DIRECTION: Please copy every line of the records below that holds the word "Note".

** Start of ENTRIES SUPPLIED **

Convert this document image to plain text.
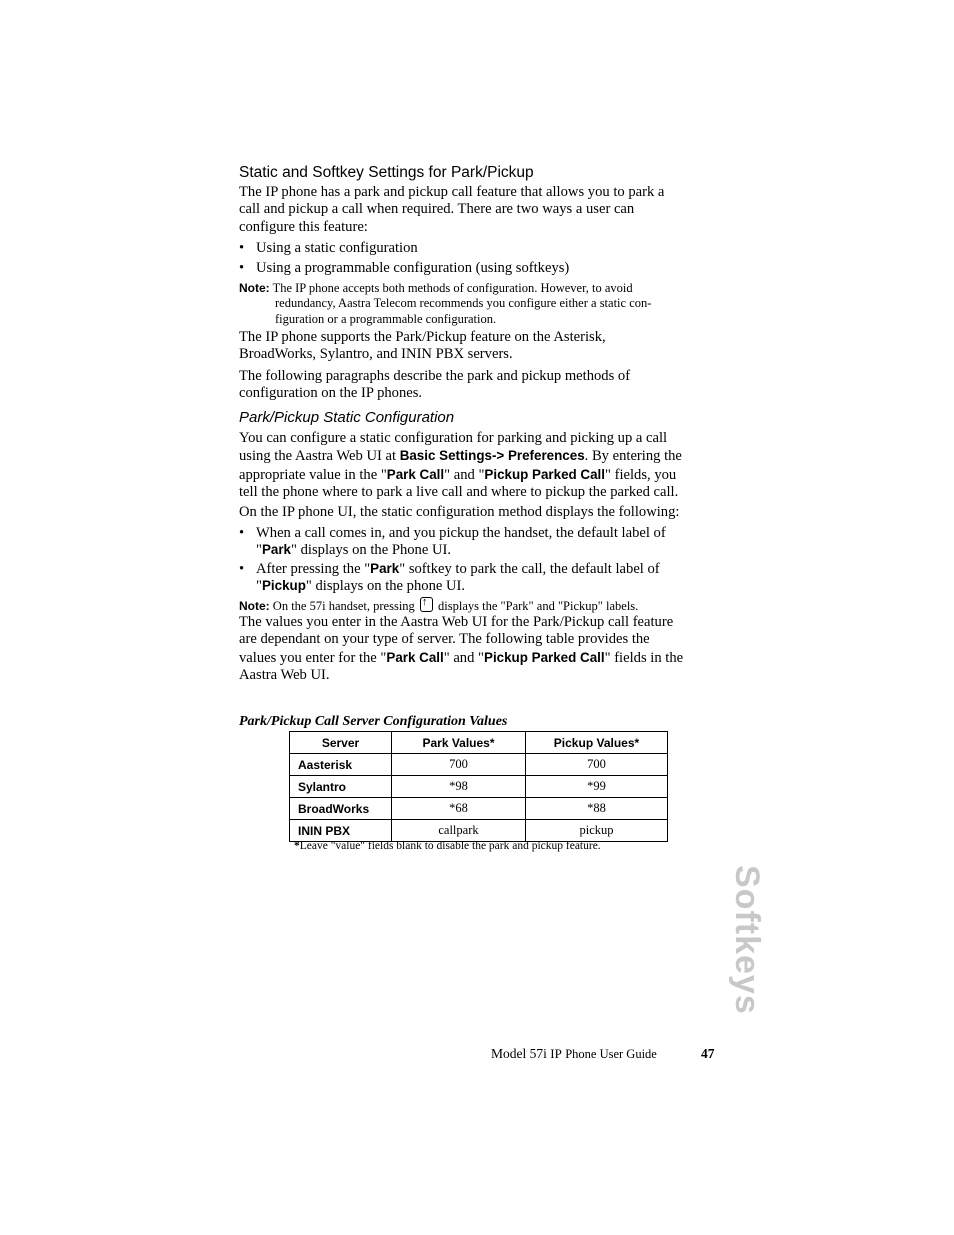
Static and Softkey Settings for Park/Pickup
The IP phone has a park and pickup call feature that allows you to park a
call and pickup a call when required. There are two ways a user can
configure this feature:
• Using a static configuration
• Using a programmable configuration (using softkeys)
Note: The IP phone accepts both methods of configuration. However, to avoid
redundancy, Aastra Telecom recommends you configure either a static con-
figuration or a programmable configuration.
The IP phone supports the Park/Pickup feature on the Asterisk,
BroadWorks, Sylantro, and ININ PBX servers.
The following paragraphs describe the park and pickup methods of
configuration on the IP phones.
Park/Pickup Static Configuration
You can configure a static configuration for parking and picking up a call
using the Aastra Web UI at Basic Settings-> Preferences. By entering the
appropriate value in the "Park Call" and "Pickup Parked Call" fields, you
tell the phone where to park a live call and where to pickup the parked call.
On the IP phone UI, the static configuration method displays the following:
• When a call comes in, and you pickup the handset, the default label of
"Park" displays on the Phone UI.
• After pressing the "Park" softkey to park the call, the default label of
"Pickup" displays on the phone UI.
Note: On the 57i handset, pressing ↑ displays the "Park" and "Pickup" labels.
The values you enter in the Aastra Web UI for the Park/Pickup call feature
are dependant on your type of server. The following table provides the
values you enter for the "Park Call" and "Pickup Parked Call" fields in the
Aastra Web UI.
Park/Pickup Call Server Configuration Values
Server	Park Values*	Pickup Values*
Aasterisk	700	700
Sylantro	*98	*99
BroadWorks	*68	*88
ININ PBX	callpark	pickup
*Leave "value" fields blank to disable the park and pickup feature.
Softkeys
Model 57i IP Phone User Guide	47
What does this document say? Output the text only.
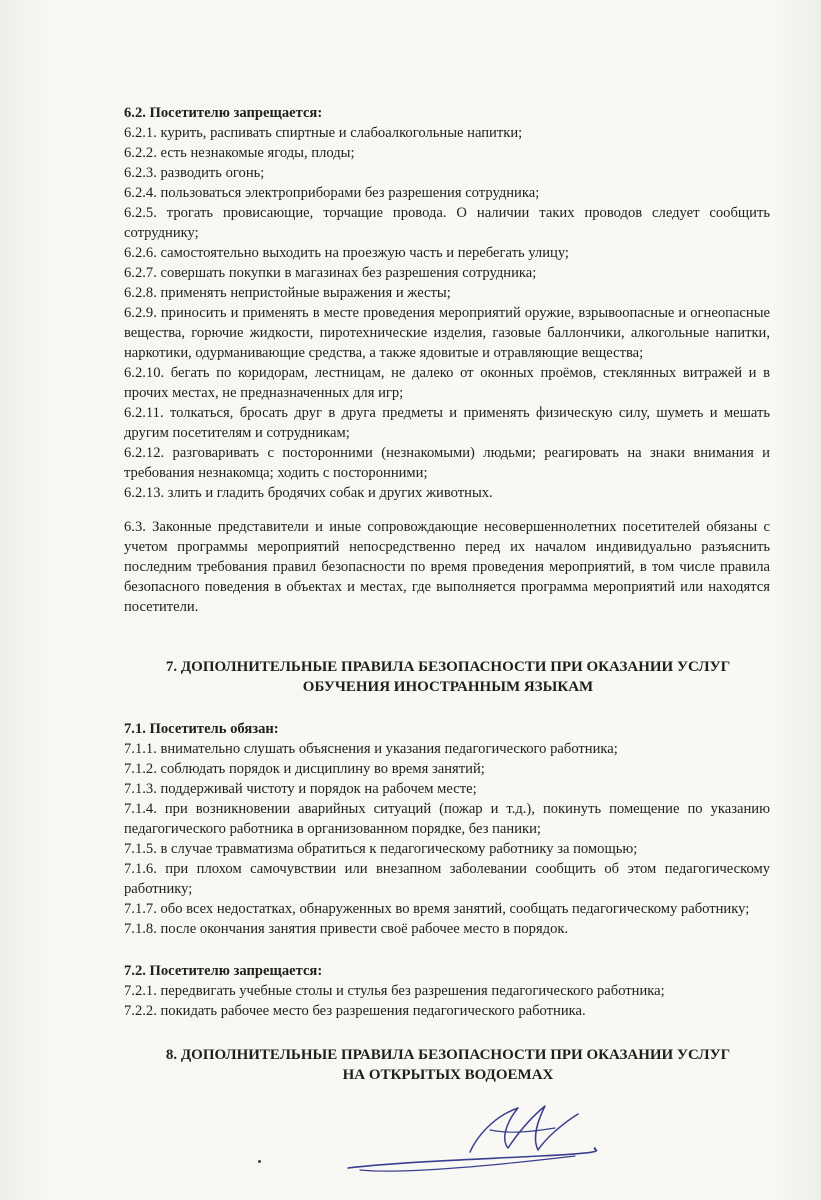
6.2. Посетителю запрещается:
6.2.1. курить, распивать спиртные и слабоалкогольные напитки;
6.2.2. есть незнакомые ягоды, плоды;
6.2.3. разводить огонь;
6.2.4. пользоваться электроприборами без разрешения сотрудника;
6.2.5. трогать провисающие, торчащие провода. О наличии таких проводов следует сообщить сотруднику;
6.2.6. самостоятельно выходить на проезжую часть и перебегать улицу;
6.2.7. совершать покупки в магазинах без разрешения сотрудника;
6.2.8. применять непристойные выражения и жесты;
6.2.9. приносить и применять в месте проведения мероприятий оружие, взрывоопасные и огнеопасные вещества, горючие жидкости, пиротехнические изделия, газовые баллончики, алкогольные напитки, наркотики, одурманивающие средства, а также ядовитые и отравляющие вещества;
6.2.10. бегать по коридорам, лестницам, не далеко от оконных проёмов, стеклянных витражей и в прочих местах, не предназначенных для игр;
6.2.11. толкаться, бросать друг в друга предметы и применять физическую силу, шуметь и мешать другим посетителям и сотрудникам;
6.2.12. разговаривать с посторонними (незнакомыми) людьми; реагировать на знаки внимания и требования незнакомца; ходить с посторонними;
6.2.13. злить и гладить бродячих собак и других животных.
6.3. Законные представители и иные сопровождающие несовершеннолетних посетителей обязаны с учетом программы мероприятий непосредственно перед их началом индивидуально разъяснить последним требования правил безопасности по время проведения мероприятий, в том числе правила безопасного поведения в объектах и местах, где выполняется программа мероприятий или находятся посетители.
7. ДОПОЛНИТЕЛЬНЫЕ ПРАВИЛА БЕЗОПАСНОСТИ ПРИ ОКАЗАНИИ УСЛУГ
ОБУЧЕНИЯ ИНОСТРАННЫМ ЯЗЫКАМ
7.1. Посетитель обязан:
7.1.1. внимательно слушать объяснения и указания педагогического работника;
7.1.2. соблюдать порядок и дисциплину во время занятий;
7.1.3. поддерживай чистоту и порядок на рабочем месте;
7.1.4. при возникновении аварийных ситуаций (пожар и т.д.), покинуть помещение по указанию педагогического работника в организованном порядке, без паники;
7.1.5. в случае травматизма обратиться к педагогическому работнику за помощью;
7.1.6. при плохом самочувствии или внезапном заболевании сообщить об этом педагогическому работнику;
7.1.7. обо всех недостатках, обнаруженных во время занятий, сообщать педагогическому работнику;
7.1.8. после окончания занятия привести своё рабочее место в порядок.
7.2. Посетителю запрещается:
7.2.1. передвигать учебные столы и стулья без разрешения педагогического работника;
7.2.2. покидать рабочее место без разрешения педагогического работника.
8. ДОПОЛНИТЕЛЬНЫЕ ПРАВИЛА БЕЗОПАСНОСТИ ПРИ ОКАЗАНИИ УСЛУГ
НА ОТКРЫТЫХ ВОДОЕМАХ
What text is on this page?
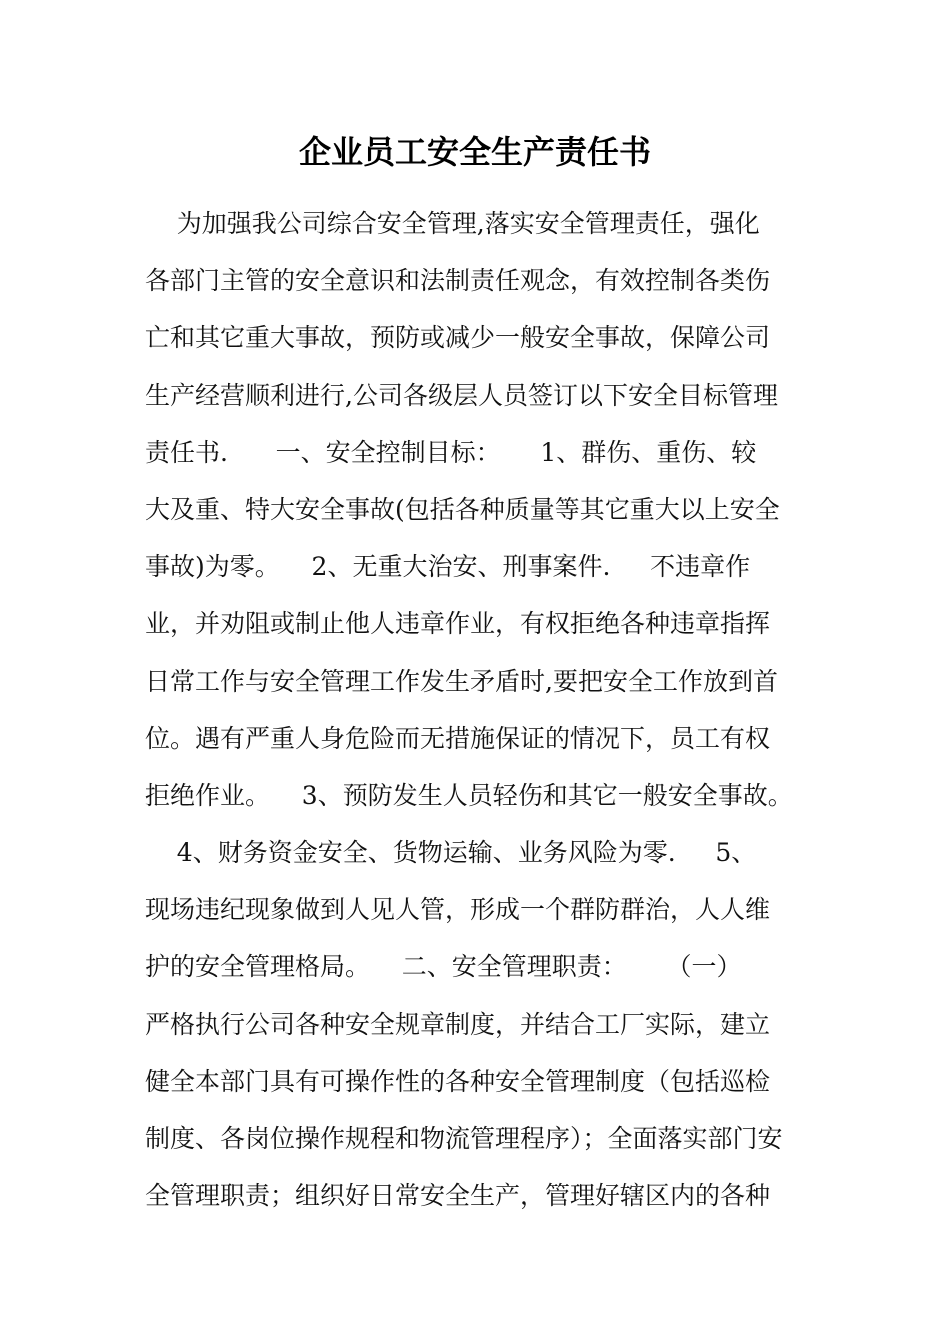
企业员工安全生产责任书
为加强我公司综合安全管理,落实安全管理责任，强化
各部门主管的安全意识和法制责任观念，有效控制各类伤
亡和其它重大事故，预防或减少一般安全事故，保障公司
生产经营顺利进行,公司各级层人员签订以下安全目标管理
责任书.      一、安全控制目标：     1、群伤、重伤、较
大及重、特大安全事故(包括各种质量等其它重大以上安全
事故)为零。    2、无重大治安、刑事案件.     不违章作
业，并劝阻或制止他人违章作业，有权拒绝各种违章指挥
日常工作与安全管理工作发生矛盾时,要把安全工作放到首
位。遇有严重人身危险而无措施保证的情况下，员工有权
拒绝作业。    3、预防发生人员轻伤和其它一般安全事故。
4、财务资金安全、货物运输、业务风险为零.     5、
现场违纪现象做到人见人管，形成一个群防群治，人人维
护的安全管理格局。    二、安全管理职责：     （一）
严格执行公司各种安全规章制度，并结合工厂实际，建立
健全本部门具有可操作性的各种安全管理制度（包括巡检
制度、各岗位操作规程和物流管理程序）；全面落实部门安
全管理职责；组织好日常安全生产，管理好辖区内的各种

** End of ENTRIES SUPPLIED **

SOLVED EXERCISE:
Note: The IP phone accepts both methods of configuration. However, to avoid
Note: On the 57i handset, pressing ↑ displays the "Park" and "Pickup" labels.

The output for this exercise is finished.